__Extracted records__.
======

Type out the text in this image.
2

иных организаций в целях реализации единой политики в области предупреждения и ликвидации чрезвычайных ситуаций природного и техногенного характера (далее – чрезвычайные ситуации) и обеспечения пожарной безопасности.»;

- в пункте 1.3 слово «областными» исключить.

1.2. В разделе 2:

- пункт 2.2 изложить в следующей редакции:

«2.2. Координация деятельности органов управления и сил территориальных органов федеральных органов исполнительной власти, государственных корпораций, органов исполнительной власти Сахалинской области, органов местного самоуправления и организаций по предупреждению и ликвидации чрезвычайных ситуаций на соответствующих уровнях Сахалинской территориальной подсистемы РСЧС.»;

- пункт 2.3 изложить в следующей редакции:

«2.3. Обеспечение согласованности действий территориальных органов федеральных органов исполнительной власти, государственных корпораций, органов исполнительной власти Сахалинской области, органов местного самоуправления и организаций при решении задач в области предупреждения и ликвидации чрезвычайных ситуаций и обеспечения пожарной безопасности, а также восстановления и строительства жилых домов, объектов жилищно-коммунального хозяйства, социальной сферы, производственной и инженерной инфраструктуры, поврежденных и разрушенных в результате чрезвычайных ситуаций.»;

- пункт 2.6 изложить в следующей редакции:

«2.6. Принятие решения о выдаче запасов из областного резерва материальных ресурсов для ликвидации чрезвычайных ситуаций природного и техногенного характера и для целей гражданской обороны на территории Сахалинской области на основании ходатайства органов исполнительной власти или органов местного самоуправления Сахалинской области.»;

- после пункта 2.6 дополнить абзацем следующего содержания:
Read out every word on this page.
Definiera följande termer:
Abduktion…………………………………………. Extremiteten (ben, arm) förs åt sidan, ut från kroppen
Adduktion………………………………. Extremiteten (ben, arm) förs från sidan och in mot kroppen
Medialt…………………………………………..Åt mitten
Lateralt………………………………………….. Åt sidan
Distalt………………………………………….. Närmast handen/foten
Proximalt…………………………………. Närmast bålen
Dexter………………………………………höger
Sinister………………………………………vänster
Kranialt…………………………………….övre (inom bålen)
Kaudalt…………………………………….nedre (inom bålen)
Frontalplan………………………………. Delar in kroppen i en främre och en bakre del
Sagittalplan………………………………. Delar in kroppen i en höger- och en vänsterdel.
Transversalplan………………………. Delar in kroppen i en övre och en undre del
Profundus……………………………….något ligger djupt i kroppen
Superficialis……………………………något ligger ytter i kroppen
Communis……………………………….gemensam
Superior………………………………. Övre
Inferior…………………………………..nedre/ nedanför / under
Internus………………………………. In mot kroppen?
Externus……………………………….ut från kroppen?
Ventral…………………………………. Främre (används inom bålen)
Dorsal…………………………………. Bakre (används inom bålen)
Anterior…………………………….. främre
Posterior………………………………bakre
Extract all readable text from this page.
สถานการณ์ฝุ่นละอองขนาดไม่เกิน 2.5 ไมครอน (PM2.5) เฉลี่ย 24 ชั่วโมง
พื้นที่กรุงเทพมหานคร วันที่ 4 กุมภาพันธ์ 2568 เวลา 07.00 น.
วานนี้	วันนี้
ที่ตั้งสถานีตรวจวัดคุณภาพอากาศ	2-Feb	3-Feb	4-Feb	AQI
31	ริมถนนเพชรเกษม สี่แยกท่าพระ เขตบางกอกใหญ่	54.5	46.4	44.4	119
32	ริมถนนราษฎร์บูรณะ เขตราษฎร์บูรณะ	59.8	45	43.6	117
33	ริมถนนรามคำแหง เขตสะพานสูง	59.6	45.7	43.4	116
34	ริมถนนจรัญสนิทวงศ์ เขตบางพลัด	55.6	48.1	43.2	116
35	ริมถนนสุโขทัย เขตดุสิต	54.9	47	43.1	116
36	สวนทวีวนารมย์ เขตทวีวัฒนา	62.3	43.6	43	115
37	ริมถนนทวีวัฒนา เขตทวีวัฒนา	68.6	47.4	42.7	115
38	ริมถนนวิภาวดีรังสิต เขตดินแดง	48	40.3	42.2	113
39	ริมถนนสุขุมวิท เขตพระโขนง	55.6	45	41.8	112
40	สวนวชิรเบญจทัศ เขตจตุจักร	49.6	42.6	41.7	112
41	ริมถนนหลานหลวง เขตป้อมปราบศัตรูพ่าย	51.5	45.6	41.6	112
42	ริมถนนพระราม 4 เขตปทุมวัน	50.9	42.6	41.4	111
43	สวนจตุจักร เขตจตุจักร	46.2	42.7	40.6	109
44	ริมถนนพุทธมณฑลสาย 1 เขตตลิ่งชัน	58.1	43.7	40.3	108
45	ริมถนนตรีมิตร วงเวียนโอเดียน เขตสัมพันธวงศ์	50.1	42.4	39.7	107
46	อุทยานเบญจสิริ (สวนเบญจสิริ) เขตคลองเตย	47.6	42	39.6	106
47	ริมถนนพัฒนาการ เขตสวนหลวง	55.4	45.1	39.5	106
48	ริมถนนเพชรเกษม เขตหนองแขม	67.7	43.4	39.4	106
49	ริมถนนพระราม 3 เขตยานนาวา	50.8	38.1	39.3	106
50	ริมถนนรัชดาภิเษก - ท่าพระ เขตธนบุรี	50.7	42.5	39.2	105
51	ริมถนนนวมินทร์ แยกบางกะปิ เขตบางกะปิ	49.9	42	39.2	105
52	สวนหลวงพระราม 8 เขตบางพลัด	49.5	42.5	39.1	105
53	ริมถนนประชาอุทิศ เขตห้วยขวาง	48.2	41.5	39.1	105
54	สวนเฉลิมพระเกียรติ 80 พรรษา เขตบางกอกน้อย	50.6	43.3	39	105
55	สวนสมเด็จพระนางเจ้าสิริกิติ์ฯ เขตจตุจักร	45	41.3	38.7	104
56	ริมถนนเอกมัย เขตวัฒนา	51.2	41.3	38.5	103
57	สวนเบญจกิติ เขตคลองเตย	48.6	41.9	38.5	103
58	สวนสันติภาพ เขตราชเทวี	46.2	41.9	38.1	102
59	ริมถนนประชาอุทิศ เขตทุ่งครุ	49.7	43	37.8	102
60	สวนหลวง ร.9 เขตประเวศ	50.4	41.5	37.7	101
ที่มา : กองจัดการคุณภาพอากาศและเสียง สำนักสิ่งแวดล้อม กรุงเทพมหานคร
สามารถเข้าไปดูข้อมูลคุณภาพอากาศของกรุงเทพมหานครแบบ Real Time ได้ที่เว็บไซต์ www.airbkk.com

======

__TASK REQUIREMENTS__.
Extract each record, keeping it identical to the original.

__THE REPLY__.
Type out the text in this image.
2

иных организаций в целях реализации единой политики в области предупреждения и ликвидации чрезвычайных ситуаций природного и техногенного характера (далее – чрезвычайные ситуации) и обеспечения пожарной безопасности.»;

- в пункте 1.3 слово «областными» исключить.

1.2. В разделе 2:

- пункт 2.2 изложить в следующей редакции:

«2.2. Координация деятельности органов управления и сил территориальных органов федеральных органов исполнительной власти, государственных корпораций, органов исполнительной власти Сахалинской области, органов местного самоуправления и организаций по предупреждению и ликвидации чрезвычайных ситуаций на соответствующих уровнях Сахалинской территориальной подсистемы РСЧС.»;

- пункт 2.3 изложить в следующей редакции:

«2.3. Обеспечение согласованности действий территориальных органов федеральных органов исполнительной власти, государственных корпораций, органов исполнительной власти Сахалинской области, органов местного самоуправления и организаций при решении задач в области предупреждения и ликвидации чрезвычайных ситуаций и обеспечения пожарной безопасности, а также восстановления и строительства жилых домов, объектов жилищно-коммунального хозяйства, социальной сферы, производственной и инженерной инфраструктуры, поврежденных и разрушенных в результате чрезвычайных ситуаций.»;

- пункт 2.6 изложить в следующей редакции:

«2.6. Принятие решения о выдаче запасов из областного резерва материальных ресурсов для ликвидации чрезвычайных ситуаций природного и техногенного характера и для целей гражданской обороны на территории Сахалинской области на основании ходатайства органов исполнительной власти или органов местного самоуправления Сахалинской области.»;

- после пункта 2.6 дополнить абзацем следующего содержания:
Read out every word on this page.
Definiera följande termer:
Abduktion…………………………………………. Extremiteten (ben, arm) förs åt sidan, ut från kroppen
Adduktion………………………………. Extremiteten (ben, arm) förs från sidan och in mot kroppen
Medialt…………………………………………..Åt mitten
Lateralt………………………………………….. Åt sidan
Distalt………………………………………….. Närmast handen/foten
Proximalt…………………………………. Närmast bålen
Dexter………………………………………höger
Sinister………………………………………vänster
Kranialt…………………………………….övre (inom bålen)
Kaudalt…………………………………….nedre (inom bålen)
Frontalplan………………………………. Delar in kroppen i en främre och en bakre del
Sagittalplan………………………………. Delar in kroppen i en höger- och en vänsterdel.
Transversalplan………………………. Delar in kroppen i en övre och en undre del
Profundus……………………………….något ligger djupt i kroppen
Superficialis……………………………något ligger ytter i kroppen
Communis……………………………….gemensam
Superior………………………………. Övre
Inferior…………………………………..nedre/ nedanför / under
Internus………………………………. In mot kroppen?
Externus……………………………….ut från kroppen?
Ventral…………………………………. Främre (används inom bålen)
Dorsal…………………………………. Bakre (används inom bålen)
Anterior…………………………….. främre
Posterior………………………………bakre
Extract all readable text from this page.
สถานการณ์ฝุ่นละอองขนาดไม่เกิน 2.5 ไมครอน (PM2.5) เฉลี่ย 24 ชั่วโมง
พื้นที่กรุงเทพมหานคร วันที่ 4 กุมภาพันธ์ 2568 เวลา 07.00 น.
วานนี้	วันนี้
ที่ตั้งสถานีตรวจวัดคุณภาพอากาศ	2-Feb	3-Feb	4-Feb	AQI
31	ริมถนนเพชรเกษม สี่แยกท่าพระ เขตบางกอกใหญ่	54.5	46.4	44.4	119
32	ริมถนนราษฎร์บูรณะ เขตราษฎร์บูรณะ	59.8	45	43.6	117
33	ริมถนนรามคำแหง เขตสะพานสูง	59.6	45.7	43.4	116
34	ริมถนนจรัญสนิทวงศ์ เขตบางพลัด	55.6	48.1	43.2	116
35	ริมถนนสุโขทัย เขตดุสิต	54.9	47	43.1	116
36	สวนทวีวนารมย์ เขตทวีวัฒนา	62.3	43.6	43	115
37	ริมถนนทวีวัฒนา เขตทวีวัฒนา	68.6	47.4	42.7	115
38	ริมถนนวิภาวดีรังสิต เขตดินแดง	48	40.3	42.2	113
39	ริมถนนสุขุมวิท เขตพระโขนง	55.6	45	41.8	112
40	สวนวชิรเบญจทัศ เขตจตุจักร	49.6	42.6	41.7	112
41	ริมถนนหลานหลวง เขตป้อมปราบศัตรูพ่าย	51.5	45.6	41.6	112
42	ริมถนนพระราม 4 เขตปทุมวัน	50.9	42.6	41.4	111
43	สวนจตุจักร เขตจตุจักร	46.2	42.7	40.6	109
44	ริมถนนพุทธมณฑลสาย 1 เขตตลิ่งชัน	58.1	43.7	40.3	108
45	ริมถนนตรีมิตร วงเวียนโอเดียน เขตสัมพันธวงศ์	50.1	42.4	39.7	107
46	อุทยานเบญจสิริ (สวนเบญจสิริ) เขตคลองเตย	47.6	42	39.6	106
47	ริมถนนพัฒนาการ เขตสวนหลวง	55.4	45.1	39.5	106
48	ริมถนนเพชรเกษม เขตหนองแขม	67.7	43.4	39.4	106
49	ริมถนนพระราม 3 เขตยานนาวา	50.8	38.1	39.3	106
50	ริมถนนรัชดาภิเษก - ท่าพระ เขตธนบุรี	50.7	42.5	39.2	105
51	ริมถนนนวมินทร์ แยกบางกะปิ เขตบางกะปิ	49.9	42	39.2	105
52	สวนหลวงพระราม 8 เขตบางพลัด	49.5	42.5	39.1	105
53	ริมถนนประชาอุทิศ เขตห้วยขวาง	48.2	41.5	39.1	105
54	สวนเฉลิมพระเกียรติ 80 พรรษา เขตบางกอกน้อย	50.6	43.3	39	105
55	สวนสมเด็จพระนางเจ้าสิริกิติ์ฯ เขตจตุจักร	45	41.3	38.7	104
56	ริมถนนเอกมัย เขตวัฒนา	51.2	41.3	38.5	103
57	สวนเบญจกิติ เขตคลองเตย	48.6	41.9	38.5	103
58	สวนสันติภาพ เขตราชเทวี	46.2	41.9	38.1	102
59	ริมถนนประชาอุทิศ เขตทุ่งครุ	49.7	43	37.8	102
60	สวนหลวง ร.9 เขตประเวศ	50.4	41.5	37.7	101
ที่มา : กองจัดการคุณภาพอากาศและเสียง สำนักสิ่งแวดล้อม กรุงเทพมหานคร
สามารถเข้าไปดูข้อมูลคุณภาพอากาศของกรุงเทพมหานครแบบ Real Time ได้ที่เว็บไซต์ www.airbkk.com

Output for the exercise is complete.